__Written instruction__
Would you repeat the listing exactly but omit every picture?

__Given records__
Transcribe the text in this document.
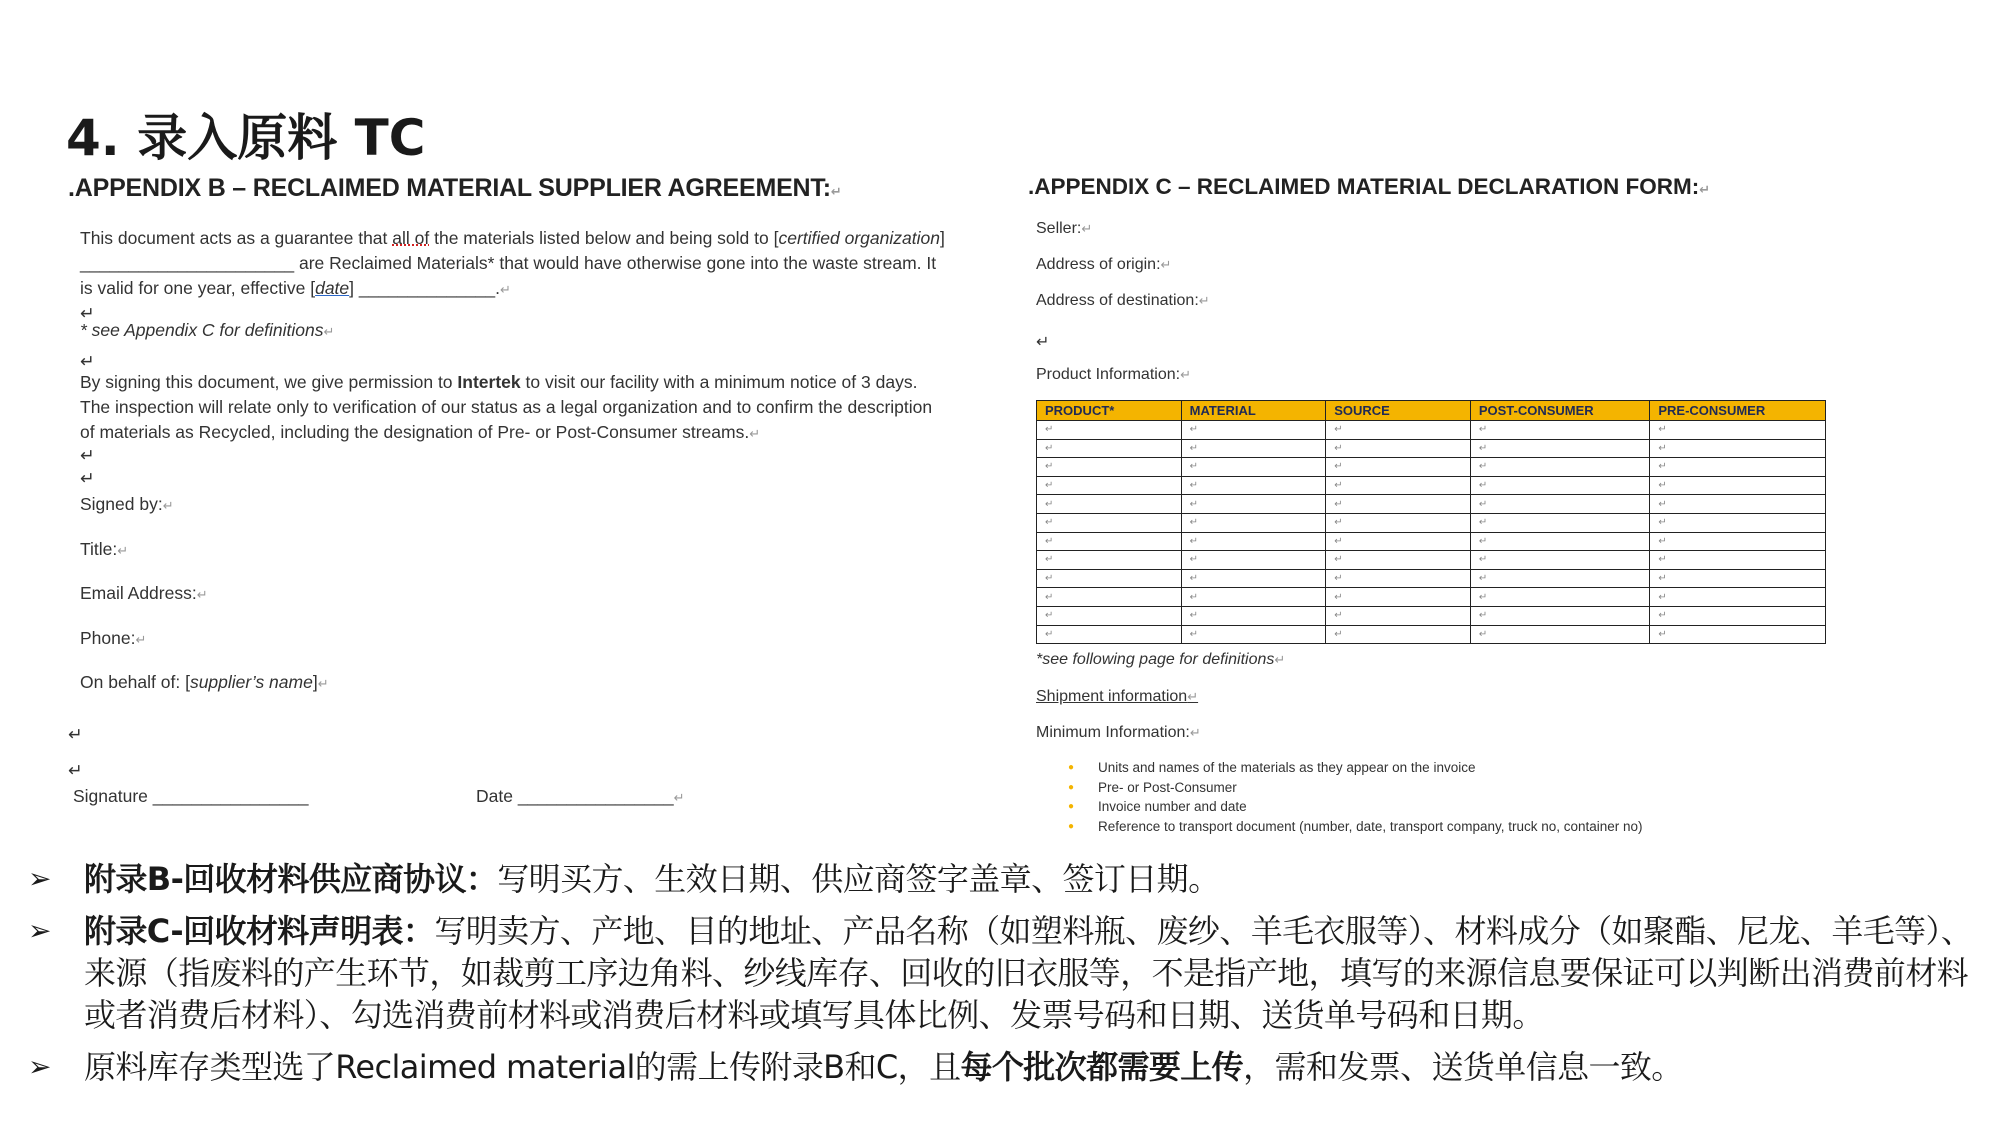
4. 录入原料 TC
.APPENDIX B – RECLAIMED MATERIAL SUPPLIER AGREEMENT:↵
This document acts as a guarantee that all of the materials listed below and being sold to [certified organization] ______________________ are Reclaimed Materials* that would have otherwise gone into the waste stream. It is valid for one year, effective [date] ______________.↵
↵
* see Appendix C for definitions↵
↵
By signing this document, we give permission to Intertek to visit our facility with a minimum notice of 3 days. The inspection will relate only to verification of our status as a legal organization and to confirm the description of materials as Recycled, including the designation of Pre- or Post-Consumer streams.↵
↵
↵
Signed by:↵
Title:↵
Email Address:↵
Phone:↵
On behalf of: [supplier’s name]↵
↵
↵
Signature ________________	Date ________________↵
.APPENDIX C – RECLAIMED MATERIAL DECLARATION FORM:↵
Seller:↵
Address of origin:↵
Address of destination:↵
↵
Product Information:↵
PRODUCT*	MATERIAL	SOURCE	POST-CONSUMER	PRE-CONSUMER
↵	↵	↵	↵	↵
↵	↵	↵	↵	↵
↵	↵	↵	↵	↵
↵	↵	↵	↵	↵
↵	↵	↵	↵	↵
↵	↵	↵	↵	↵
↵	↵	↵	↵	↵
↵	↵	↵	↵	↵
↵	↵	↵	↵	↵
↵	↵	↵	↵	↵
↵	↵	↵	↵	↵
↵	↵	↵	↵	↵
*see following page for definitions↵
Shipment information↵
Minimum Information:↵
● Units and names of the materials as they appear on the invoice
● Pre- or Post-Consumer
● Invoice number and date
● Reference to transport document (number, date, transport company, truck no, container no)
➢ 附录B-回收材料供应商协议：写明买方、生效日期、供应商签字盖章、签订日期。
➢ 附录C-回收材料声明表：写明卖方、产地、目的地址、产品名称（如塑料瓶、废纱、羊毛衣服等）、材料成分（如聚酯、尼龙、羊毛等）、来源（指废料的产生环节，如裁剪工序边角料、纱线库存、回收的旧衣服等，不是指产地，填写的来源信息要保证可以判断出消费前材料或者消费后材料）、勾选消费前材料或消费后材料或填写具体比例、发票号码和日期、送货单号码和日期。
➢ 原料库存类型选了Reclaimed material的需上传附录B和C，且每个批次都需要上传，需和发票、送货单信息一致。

__Result of the task__
Transcribe the text in this document.
4. 录入原料 TC
.APPENDIX B – RECLAIMED MATERIAL SUPPLIER AGREEMENT:↵
This document acts as a guarantee that all of the materials listed below and being sold to [certified organization] ______________________ are Reclaimed Materials* that would have otherwise gone into the waste stream. It is valid for one year, effective [date] ______________.↵
↵
* see Appendix C for definitions↵
↵
By signing this document, we give permission to Intertek to visit our facility with a minimum notice of 3 days. The inspection will relate only to verification of our status as a legal organization and to confirm the description of materials as Recycled, including the designation of Pre- or Post-Consumer streams.↵
↵
↵
Signed by:↵
Title:↵
Email Address:↵
Phone:↵
On behalf of: [supplier’s name]↵
↵
↵
Signature ________________	Date ________________↵
.APPENDIX C – RECLAIMED MATERIAL DECLARATION FORM:↵
Seller:↵
Address of origin:↵
Address of destination:↵
↵
Product Information:↵
PRODUCT*	MATERIAL	SOURCE	POST-CONSUMER	PRE-CONSUMER
↵	↵	↵	↵	↵
↵	↵	↵	↵	↵
↵	↵	↵	↵	↵
↵	↵	↵	↵	↵
↵	↵	↵	↵	↵
↵	↵	↵	↵	↵
↵	↵	↵	↵	↵
↵	↵	↵	↵	↵
↵	↵	↵	↵	↵
↵	↵	↵	↵	↵
↵	↵	↵	↵	↵
↵	↵	↵	↵	↵
*see following page for definitions↵
Shipment information↵
Minimum Information:↵
● Units and names of the materials as they appear on the invoice
● Pre- or Post-Consumer
● Invoice number and date
● Reference to transport document (number, date, transport company, truck no, container no)
➢ 附录B-回收材料供应商协议：写明买方、生效日期、供应商签字盖章、签订日期。
➢ 附录C-回收材料声明表：写明卖方、产地、目的地址、产品名称（如塑料瓶、废纱、羊毛衣服等）、材料成分（如聚酯、尼龙、羊毛等）、来源（指废料的产生环节，如裁剪工序边角料、纱线库存、回收的旧衣服等，不是指产地，填写的来源信息要保证可以判断出消费前材料或者消费后材料）、勾选消费前材料或消费后材料或填写具体比例、发票号码和日期、送货单号码和日期。
➢ 原料库存类型选了Reclaimed material的需上传附录B和C，且每个批次都需要上传，需和发票、送货单信息一致。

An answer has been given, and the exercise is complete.